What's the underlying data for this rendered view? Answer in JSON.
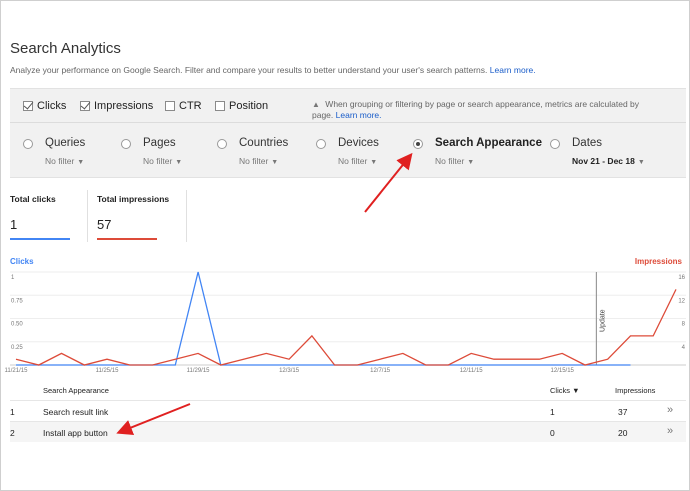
{
  "header": {
    "title": "Search Analytics",
    "subtitle": "Analyze your performance on Google Search. Filter and compare your results to better understand your user's search patterns.",
    "learn_more": "Learn more."
  },
  "metrics": [
    {
      "label": "Clicks",
      "checked": true
    },
    {
      "label": "Impressions",
      "checked": true
    },
    {
      "label": "CTR",
      "checked": false
    },
    {
      "label": "Position",
      "checked": false
    }
  ],
  "note": {
    "text": "When grouping or filtering by page or search appearance, metrics are calculated by page.",
    "learn_more": "Learn more."
  },
  "dimensions": [
    {
      "label": "Queries",
      "filter": "No filter",
      "selected": false
    },
    {
      "label": "Pages",
      "filter": "No filter",
      "selected": false
    },
    {
      "label": "Countries",
      "filter": "No filter",
      "selected": false
    },
    {
      "label": "Devices",
      "filter": "No filter",
      "selected": false
    },
    {
      "label": "Search Appearance",
      "filter": "No filter",
      "selected": true
    },
    {
      "label": "Dates",
      "filter": "Nov 21 - Dec 18",
      "selected": false
    }
  ],
  "totals": {
    "clicks_label": "Total clicks",
    "clicks_value": "1",
    "impressions_label": "Total impressions",
    "impressions_value": "57"
  },
  "chart_data": {
    "type": "line",
    "left_legend": "Clicks",
    "right_legend": "Impressions",
    "left_ticks": [
      "1",
      "0.75",
      "0.50",
      "0.25"
    ],
    "right_ticks": [
      "16",
      "12",
      "8",
      "4"
    ],
    "x_ticks": [
      "11/21/15",
      "11/25/15",
      "11/29/15",
      "12/3/15",
      "12/7/15",
      "12/11/15",
      "12/15/15"
    ],
    "annotation": "Update",
    "series": [
      {
        "name": "Clicks",
        "color": "#4285f4",
        "axis": "left",
        "ylim": [
          0,
          1
        ],
        "values": [
          0,
          0,
          0,
          0,
          0,
          0,
          0,
          0,
          1,
          0,
          0,
          0,
          0,
          0,
          0,
          0,
          0,
          0,
          0,
          0,
          0,
          0,
          0,
          0,
          0,
          0,
          0,
          0
        ]
      },
      {
        "name": "Impressions",
        "color": "#dd4b39",
        "axis": "right",
        "ylim": [
          0,
          16
        ],
        "values": [
          1,
          0,
          2,
          0,
          1,
          0,
          0,
          1,
          2,
          0,
          1,
          2,
          1,
          5,
          0,
          0,
          1,
          2,
          0,
          0,
          2,
          1,
          1,
          1,
          2,
          0,
          1,
          5,
          5,
          13
        ]
      }
    ]
  },
  "colors": {
    "clicks": "#4285f4",
    "impressions": "#dd4b39",
    "link": "#1a5dc9"
  },
  "table": {
    "headers": {
      "dimension": "Search Appearance",
      "clicks": "Clicks ▼",
      "impressions": "Impressions"
    },
    "rows": [
      {
        "index": "1",
        "name": "Search result link",
        "clicks": "1",
        "impressions": "37"
      },
      {
        "index": "2",
        "name": "Install app button",
        "clicks": "0",
        "impressions": "20"
      }
    ],
    "row_action_icon": "chevron-double-right-icon",
    "row_action_glyph": "»"
  }
}
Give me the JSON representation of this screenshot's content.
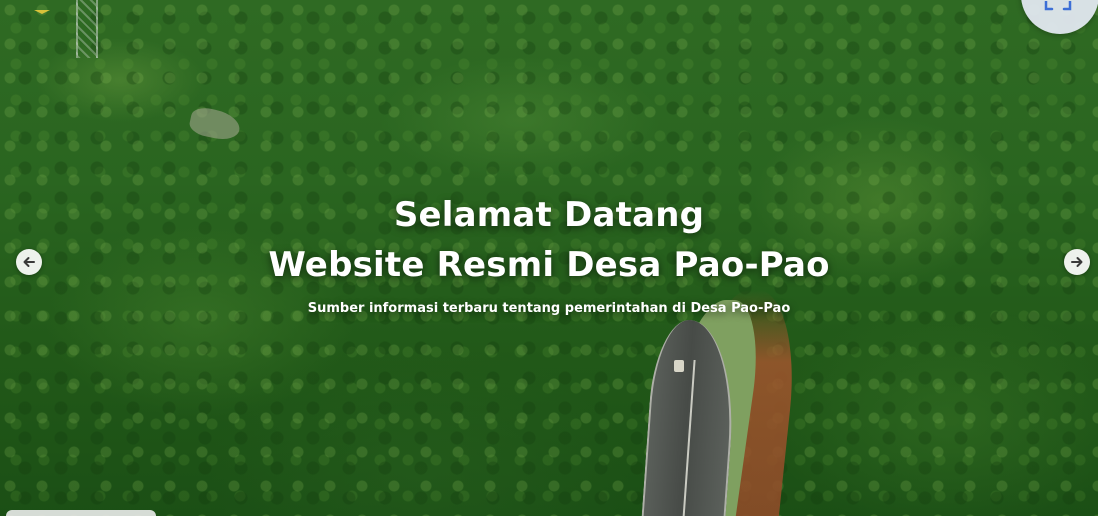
{
  "hero": {
    "title_line1": "Selamat Datang",
    "title_line2": "Website Resmi Desa Pao-Pao",
    "subtitle": "Sumber informasi terbaru tentang pemerintahan di Desa Pao-Pao"
  },
  "carousel": {
    "prev_icon": "arrow-left-icon",
    "next_icon": "arrow-right-icon"
  },
  "icons": {
    "corner": "expand-icon",
    "logo": "logo-icon"
  },
  "colors": {
    "text": "#ffffff",
    "nav_button_bg": "#ffffff",
    "forest": "#2a6520"
  }
}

Directions for this task: Only lines holding the string "name" are wanted; gather each one from the entries above.

Response to the exercise:
        "name": "Clicks",
        "name": "Impressions",
        "name": "Search result link",
        "name": "Install app button",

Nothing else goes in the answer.